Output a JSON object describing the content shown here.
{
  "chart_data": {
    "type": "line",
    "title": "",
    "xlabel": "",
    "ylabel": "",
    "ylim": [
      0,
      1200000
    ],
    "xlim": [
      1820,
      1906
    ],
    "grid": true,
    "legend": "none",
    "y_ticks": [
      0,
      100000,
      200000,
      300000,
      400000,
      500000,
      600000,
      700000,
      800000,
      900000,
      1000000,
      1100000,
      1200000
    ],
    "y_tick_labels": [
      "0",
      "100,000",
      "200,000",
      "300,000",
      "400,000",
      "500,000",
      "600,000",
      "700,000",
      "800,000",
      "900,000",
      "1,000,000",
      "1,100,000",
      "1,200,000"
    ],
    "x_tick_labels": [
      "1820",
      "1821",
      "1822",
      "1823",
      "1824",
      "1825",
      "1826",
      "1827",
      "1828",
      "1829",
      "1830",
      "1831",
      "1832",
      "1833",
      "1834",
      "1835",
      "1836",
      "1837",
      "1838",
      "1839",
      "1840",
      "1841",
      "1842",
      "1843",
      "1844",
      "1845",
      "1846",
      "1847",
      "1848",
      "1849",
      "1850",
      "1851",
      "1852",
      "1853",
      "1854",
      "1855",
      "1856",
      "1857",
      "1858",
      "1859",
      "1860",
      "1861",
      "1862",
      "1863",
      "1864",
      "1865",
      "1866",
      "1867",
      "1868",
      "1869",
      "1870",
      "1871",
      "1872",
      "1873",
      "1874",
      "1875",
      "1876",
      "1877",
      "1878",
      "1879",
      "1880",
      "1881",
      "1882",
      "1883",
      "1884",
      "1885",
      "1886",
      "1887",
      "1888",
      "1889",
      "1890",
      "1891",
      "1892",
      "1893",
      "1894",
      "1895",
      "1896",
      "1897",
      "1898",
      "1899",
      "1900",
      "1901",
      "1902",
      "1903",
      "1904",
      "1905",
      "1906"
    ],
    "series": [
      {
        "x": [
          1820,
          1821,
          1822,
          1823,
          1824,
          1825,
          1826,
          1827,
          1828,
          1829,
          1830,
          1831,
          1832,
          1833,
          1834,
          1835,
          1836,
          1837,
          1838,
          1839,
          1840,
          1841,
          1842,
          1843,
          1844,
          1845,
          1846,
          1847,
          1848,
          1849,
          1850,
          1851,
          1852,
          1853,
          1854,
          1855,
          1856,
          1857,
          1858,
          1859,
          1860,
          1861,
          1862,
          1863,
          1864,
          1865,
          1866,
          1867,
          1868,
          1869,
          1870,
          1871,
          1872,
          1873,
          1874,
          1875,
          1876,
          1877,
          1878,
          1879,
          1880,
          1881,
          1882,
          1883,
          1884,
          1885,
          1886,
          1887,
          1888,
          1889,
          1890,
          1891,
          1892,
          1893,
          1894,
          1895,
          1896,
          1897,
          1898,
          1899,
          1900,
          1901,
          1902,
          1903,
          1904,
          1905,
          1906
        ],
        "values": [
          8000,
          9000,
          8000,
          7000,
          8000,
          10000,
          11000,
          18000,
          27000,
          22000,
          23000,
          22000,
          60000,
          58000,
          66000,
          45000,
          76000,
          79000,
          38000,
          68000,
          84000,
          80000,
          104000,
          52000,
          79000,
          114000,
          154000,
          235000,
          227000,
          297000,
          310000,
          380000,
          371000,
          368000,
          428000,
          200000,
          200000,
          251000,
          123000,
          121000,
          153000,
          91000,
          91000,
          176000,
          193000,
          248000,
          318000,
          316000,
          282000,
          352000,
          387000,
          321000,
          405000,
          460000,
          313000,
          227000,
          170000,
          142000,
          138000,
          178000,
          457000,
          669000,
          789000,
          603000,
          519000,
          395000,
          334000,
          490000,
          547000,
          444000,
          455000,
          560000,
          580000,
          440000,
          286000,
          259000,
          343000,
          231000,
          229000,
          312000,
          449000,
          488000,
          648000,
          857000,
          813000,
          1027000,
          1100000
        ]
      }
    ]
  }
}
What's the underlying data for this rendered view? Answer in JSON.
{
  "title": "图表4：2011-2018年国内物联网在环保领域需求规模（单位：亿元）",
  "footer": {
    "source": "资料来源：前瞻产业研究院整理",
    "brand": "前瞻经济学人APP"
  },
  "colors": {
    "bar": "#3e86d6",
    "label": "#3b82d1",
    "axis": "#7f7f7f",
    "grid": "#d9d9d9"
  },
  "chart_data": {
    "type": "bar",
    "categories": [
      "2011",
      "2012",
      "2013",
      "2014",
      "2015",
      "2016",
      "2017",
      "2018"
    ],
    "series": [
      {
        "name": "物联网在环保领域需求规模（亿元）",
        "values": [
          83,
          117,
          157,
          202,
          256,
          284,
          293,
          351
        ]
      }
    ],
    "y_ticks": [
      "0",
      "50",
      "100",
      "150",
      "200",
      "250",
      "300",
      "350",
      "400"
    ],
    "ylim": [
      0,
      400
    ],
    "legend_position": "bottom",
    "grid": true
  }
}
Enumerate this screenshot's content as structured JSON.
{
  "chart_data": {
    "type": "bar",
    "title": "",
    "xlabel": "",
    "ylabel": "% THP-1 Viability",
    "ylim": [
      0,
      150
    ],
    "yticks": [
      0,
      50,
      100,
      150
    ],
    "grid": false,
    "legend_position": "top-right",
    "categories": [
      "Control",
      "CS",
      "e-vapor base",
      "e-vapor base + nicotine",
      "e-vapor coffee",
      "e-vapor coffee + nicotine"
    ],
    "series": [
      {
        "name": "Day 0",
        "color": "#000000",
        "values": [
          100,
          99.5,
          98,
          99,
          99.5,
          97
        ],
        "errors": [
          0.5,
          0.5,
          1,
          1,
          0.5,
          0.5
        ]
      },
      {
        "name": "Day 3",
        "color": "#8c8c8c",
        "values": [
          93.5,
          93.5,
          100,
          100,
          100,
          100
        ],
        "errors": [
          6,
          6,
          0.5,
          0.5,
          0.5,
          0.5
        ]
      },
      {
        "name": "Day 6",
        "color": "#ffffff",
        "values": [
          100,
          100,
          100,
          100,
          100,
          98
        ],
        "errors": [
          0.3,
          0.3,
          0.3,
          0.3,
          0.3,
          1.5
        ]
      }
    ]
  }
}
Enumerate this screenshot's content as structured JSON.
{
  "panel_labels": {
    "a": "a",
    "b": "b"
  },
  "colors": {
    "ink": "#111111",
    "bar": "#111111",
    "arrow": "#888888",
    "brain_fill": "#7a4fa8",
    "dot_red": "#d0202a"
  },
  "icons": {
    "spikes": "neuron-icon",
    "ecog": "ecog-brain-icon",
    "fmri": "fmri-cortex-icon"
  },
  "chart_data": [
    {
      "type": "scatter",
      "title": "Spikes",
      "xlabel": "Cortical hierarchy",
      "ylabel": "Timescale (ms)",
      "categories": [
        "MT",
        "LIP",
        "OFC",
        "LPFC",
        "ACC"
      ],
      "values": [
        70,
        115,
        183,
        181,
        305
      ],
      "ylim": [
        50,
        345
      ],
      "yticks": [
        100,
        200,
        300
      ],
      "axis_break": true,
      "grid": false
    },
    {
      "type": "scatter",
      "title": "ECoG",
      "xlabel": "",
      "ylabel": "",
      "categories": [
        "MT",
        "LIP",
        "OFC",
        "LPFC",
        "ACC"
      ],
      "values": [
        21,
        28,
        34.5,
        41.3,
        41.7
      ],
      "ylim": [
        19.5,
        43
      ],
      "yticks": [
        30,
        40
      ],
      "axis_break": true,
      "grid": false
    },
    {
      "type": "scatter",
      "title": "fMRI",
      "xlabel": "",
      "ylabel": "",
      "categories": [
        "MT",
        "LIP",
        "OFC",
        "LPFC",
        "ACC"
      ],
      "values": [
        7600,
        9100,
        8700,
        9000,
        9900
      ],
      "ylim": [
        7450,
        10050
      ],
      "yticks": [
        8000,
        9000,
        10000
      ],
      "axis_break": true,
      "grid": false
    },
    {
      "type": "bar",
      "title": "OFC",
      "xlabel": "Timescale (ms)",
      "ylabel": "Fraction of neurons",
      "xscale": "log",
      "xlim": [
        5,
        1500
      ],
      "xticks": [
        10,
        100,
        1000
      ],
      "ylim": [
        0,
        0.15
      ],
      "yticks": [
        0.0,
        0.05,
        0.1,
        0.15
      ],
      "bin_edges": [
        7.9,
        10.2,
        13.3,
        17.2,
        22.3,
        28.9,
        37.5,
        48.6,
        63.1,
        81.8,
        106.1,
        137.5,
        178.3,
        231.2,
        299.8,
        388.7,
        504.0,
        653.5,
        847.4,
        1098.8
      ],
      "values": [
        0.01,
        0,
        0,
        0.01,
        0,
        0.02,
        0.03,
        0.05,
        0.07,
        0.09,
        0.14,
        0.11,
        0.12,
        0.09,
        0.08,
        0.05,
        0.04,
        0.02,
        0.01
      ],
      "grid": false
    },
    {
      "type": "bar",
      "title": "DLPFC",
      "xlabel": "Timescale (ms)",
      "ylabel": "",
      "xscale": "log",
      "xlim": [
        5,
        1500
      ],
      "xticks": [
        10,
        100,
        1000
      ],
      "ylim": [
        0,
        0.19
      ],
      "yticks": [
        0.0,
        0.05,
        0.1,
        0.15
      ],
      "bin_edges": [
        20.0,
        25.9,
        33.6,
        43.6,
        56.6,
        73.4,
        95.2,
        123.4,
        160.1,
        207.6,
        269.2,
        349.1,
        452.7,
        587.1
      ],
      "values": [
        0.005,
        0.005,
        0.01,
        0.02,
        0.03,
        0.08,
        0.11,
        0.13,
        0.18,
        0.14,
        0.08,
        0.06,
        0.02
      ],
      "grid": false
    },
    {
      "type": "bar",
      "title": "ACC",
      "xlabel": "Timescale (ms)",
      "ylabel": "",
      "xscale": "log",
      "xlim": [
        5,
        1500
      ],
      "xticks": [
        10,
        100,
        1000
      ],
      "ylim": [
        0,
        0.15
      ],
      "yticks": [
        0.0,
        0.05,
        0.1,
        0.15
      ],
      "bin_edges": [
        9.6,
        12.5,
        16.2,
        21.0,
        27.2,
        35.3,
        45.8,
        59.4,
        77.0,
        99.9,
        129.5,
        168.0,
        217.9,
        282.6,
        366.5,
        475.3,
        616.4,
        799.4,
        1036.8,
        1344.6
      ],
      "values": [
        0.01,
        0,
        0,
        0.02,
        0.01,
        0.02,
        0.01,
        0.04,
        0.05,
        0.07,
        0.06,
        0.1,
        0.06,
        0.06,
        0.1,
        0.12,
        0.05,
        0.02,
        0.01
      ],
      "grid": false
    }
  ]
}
■ ■ ■ ■ ■
__Exercise goal__: Report only the count of lines that include the string "name".

__Full answer__: 4